◆ What is expected: Quote each record exactly, please, leaving none out.

◆ Given data:

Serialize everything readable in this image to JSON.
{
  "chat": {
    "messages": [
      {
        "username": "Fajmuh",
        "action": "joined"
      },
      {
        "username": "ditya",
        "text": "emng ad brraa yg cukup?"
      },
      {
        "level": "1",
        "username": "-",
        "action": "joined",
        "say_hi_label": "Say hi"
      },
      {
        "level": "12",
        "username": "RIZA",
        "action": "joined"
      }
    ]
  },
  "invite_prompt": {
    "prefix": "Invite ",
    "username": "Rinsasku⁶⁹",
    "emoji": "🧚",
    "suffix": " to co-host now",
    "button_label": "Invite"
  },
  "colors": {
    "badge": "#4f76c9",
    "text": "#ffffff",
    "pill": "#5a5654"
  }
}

◆ Written response:
Serialize everything readable in this image to JSON.
{
  "chat": {
    "messages": [
      {
        "username": "Fajmuh",
        "action": "joined"
      },
      {
        "username": "ditya",
        "text": "emng ad brraa yg cukup?"
      },
      {
        "level": "1",
        "username": "-",
        "action": "joined",
        "say_hi_label": "Say hi"
      },
      {
        "level": "12",
        "username": "RIZA",
        "action": "joined"
      }
    ]
  },
  "invite_prompt": {
    "prefix": "Invite ",
    "username": "Rinsasku⁶⁹",
    "emoji": "🧚",
    "suffix": " to co-host now",
    "button_label": "Invite"
  },
  "colors": {
    "badge": "#4f76c9",
    "text": "#ffffff",
    "pill": "#5a5654"
  }
}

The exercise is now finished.